(Dataset records)
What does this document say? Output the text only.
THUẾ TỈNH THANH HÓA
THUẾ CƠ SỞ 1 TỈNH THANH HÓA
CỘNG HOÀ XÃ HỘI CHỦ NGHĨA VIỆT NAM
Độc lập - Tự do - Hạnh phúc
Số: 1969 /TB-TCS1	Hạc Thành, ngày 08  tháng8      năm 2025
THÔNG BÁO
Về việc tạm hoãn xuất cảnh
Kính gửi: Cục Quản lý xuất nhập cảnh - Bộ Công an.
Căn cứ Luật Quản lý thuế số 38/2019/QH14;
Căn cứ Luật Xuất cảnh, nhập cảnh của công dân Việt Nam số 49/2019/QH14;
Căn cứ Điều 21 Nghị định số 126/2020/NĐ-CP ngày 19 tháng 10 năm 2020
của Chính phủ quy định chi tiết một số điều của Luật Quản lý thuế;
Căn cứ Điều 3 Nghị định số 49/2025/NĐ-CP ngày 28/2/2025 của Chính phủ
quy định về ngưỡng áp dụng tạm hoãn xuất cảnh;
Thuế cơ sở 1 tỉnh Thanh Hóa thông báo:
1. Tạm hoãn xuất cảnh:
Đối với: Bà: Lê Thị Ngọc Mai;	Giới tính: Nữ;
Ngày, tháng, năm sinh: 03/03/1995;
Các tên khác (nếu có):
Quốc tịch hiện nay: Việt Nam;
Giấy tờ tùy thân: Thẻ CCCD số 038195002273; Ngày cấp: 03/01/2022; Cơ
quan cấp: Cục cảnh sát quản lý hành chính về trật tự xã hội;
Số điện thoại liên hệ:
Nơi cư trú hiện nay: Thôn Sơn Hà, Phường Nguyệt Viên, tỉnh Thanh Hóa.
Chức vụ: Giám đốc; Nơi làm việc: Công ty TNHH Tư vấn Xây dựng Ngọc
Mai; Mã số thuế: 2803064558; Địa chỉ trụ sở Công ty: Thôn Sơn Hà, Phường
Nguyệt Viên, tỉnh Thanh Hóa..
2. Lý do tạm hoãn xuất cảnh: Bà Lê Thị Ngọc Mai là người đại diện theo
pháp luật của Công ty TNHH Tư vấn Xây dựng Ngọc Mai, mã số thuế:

→ Problem to solve: Copy every line above that includes the string "Nguyệt".

→ Finished answer:
Nơi cư trú hiện nay: Thôn Sơn Hà, Phường Nguyệt Viên, tỉnh Thanh Hóa.
Nguyệt Viên, tỉnh Thanh Hóa..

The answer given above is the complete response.